Number Base Converter
Instantly convert between decimal, binary, hexadecimal, and octal
What is Base Conversion?
A number base (or radix) determines how many unique digits are used to represent numbers. The most familiar is base 10 (decimal), which uses digits 0–9. Computers and digital systems rely heavily on other bases for storage and communication.
The Four Most Common Bases
- Decimal (Base 10) — The standard counting system used in everyday life. Ten digits: 0, 1, 2, 3, 4, 5, 6, 7, 8, 9.
- Binary (Base 2) — The native language of computers. Only two digits: 0 and 1. Each digit represents a single bit, the smallest unit of data.
- Hexadecimal (Base 16) — Uses digits 0–9 and letters A–F. Extremely compact: a single hex digit represents 4 binary bits. Used for color codes, memory addresses, and byte values.
- Octal (Base 8) — Uses digits 0–7. Each octal digit maps to 3 binary bits.
Historically common in Unix file permissions (e.g.,
chmod 755).
Why Does Base Conversion Matter?
Understanding base conversion is fundamental to computer science.
Memory addresses are written in hex, network masks in binary, and file permissions in octal.
Web developers use hex color codes like #FF5733 daily.
Cryptographic hashes and checksums are typically expressed as hexadecimal strings.
Knowing how bases relate to each other makes debugging, reverse engineering, and low-level
programming significantly easier.
Quick Reference: 0–15 in All Four Bases
This table shows the same values expressed in decimal, binary, hexadecimal, and octal — the most commonly needed range when working with 4-bit nibbles.

§ What you should do:
Carry on writing the number base conversion text from its last sentence.

§ Data supplied:
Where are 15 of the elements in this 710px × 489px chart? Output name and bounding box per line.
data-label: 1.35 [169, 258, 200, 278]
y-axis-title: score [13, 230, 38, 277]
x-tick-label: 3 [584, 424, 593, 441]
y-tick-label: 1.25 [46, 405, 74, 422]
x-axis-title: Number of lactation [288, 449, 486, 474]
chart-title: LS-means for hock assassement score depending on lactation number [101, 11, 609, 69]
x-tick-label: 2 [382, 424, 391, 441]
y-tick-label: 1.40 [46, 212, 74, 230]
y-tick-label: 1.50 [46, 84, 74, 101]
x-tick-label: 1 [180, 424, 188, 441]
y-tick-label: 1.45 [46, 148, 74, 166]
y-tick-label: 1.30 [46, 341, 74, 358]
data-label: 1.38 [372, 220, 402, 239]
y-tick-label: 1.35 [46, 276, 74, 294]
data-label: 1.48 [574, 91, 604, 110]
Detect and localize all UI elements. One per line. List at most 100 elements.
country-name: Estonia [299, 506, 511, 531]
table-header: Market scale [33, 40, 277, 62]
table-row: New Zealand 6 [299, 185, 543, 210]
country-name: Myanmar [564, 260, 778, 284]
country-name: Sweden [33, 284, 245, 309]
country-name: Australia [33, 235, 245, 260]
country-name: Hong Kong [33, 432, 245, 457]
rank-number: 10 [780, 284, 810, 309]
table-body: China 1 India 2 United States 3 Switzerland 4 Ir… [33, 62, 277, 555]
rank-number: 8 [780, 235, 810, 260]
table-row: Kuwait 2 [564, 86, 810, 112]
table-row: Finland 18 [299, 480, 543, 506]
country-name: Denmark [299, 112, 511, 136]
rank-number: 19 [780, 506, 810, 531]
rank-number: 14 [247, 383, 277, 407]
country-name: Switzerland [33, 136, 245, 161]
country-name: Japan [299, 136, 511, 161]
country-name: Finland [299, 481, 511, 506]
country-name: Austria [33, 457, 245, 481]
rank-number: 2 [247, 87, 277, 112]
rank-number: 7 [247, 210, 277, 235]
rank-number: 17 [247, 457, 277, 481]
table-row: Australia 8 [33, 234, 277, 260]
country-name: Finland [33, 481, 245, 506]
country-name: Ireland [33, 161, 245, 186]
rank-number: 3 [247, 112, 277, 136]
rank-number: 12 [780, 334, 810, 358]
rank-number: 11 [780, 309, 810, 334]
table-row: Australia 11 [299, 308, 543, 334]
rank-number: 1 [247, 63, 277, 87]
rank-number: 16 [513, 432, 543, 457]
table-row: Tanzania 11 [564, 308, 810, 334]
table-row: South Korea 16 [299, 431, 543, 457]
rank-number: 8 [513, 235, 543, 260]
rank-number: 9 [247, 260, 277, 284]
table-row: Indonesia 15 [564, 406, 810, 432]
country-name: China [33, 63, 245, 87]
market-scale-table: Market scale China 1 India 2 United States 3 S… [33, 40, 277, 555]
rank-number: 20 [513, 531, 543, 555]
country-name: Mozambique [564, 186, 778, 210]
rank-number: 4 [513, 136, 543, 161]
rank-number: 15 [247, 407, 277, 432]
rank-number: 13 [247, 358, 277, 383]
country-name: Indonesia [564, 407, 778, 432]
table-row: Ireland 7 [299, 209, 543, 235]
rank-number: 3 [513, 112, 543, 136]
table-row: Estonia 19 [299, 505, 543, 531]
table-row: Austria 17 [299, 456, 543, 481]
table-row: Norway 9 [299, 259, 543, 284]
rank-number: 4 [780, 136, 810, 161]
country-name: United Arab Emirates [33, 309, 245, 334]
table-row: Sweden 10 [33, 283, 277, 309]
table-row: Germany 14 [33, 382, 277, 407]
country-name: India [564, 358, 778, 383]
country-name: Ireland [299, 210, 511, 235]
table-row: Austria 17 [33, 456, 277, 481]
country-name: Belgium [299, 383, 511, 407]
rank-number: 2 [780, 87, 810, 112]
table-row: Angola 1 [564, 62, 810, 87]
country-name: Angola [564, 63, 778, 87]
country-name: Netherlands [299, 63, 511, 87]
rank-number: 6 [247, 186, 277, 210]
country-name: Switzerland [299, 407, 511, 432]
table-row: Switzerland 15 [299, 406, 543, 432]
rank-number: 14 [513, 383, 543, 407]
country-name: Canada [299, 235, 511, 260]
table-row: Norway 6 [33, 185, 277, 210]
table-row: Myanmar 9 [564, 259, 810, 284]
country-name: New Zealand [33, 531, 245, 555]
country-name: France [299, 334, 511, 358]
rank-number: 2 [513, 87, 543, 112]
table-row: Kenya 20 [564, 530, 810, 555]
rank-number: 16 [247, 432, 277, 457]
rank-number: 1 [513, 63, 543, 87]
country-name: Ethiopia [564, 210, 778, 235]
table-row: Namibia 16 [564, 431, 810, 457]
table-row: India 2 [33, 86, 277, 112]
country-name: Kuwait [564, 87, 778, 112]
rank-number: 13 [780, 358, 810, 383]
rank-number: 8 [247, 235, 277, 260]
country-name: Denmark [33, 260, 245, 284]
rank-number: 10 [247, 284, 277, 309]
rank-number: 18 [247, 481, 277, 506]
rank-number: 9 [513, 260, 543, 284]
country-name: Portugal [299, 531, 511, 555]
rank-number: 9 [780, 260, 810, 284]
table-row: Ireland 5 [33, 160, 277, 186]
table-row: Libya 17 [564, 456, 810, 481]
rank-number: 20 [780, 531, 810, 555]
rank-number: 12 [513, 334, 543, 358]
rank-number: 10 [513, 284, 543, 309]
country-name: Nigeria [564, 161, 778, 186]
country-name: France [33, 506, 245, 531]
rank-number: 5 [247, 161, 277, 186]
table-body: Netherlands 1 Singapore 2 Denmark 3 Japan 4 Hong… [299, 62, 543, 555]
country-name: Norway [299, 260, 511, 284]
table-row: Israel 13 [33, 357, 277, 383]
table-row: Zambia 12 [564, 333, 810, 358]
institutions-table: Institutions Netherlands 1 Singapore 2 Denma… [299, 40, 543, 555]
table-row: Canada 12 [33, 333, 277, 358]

§ Answer to this task:
| Decimal | Binary | Hex | Octal |
|---|---|---|---|
| 0 | 0000 | 0 | 0 |
| 1 | 0001 | 1 | 1 |
| 2 | 0010 | 2 | 2 |
| 3 | 0011 | 3 | 3 |
| 4 | 0100 | 4 | 4 |
| 5 | 0101 | 5 | 5 |
| 6 | 0110 | 6 | 6 |
| 7 | 0111 | 7 | 7 |
| 8 | 1000 | 8 | 10 |
| 9 | 1001 | 9 | 11 |
| 10 | 1010 | A | 12 |
| 11 | 1011 | B | 13 |
| 12 | 1100 | C | 14 |
| 13 | 1101 | D | 15 |
| 14 | 1110 | E | 16 |
| 15 | 1111 | F | 17 |
Common Conversions Reference
Hex Color Codes
Web colors are written as three hex byte pairs (RRGGBB), each from 00 to FF.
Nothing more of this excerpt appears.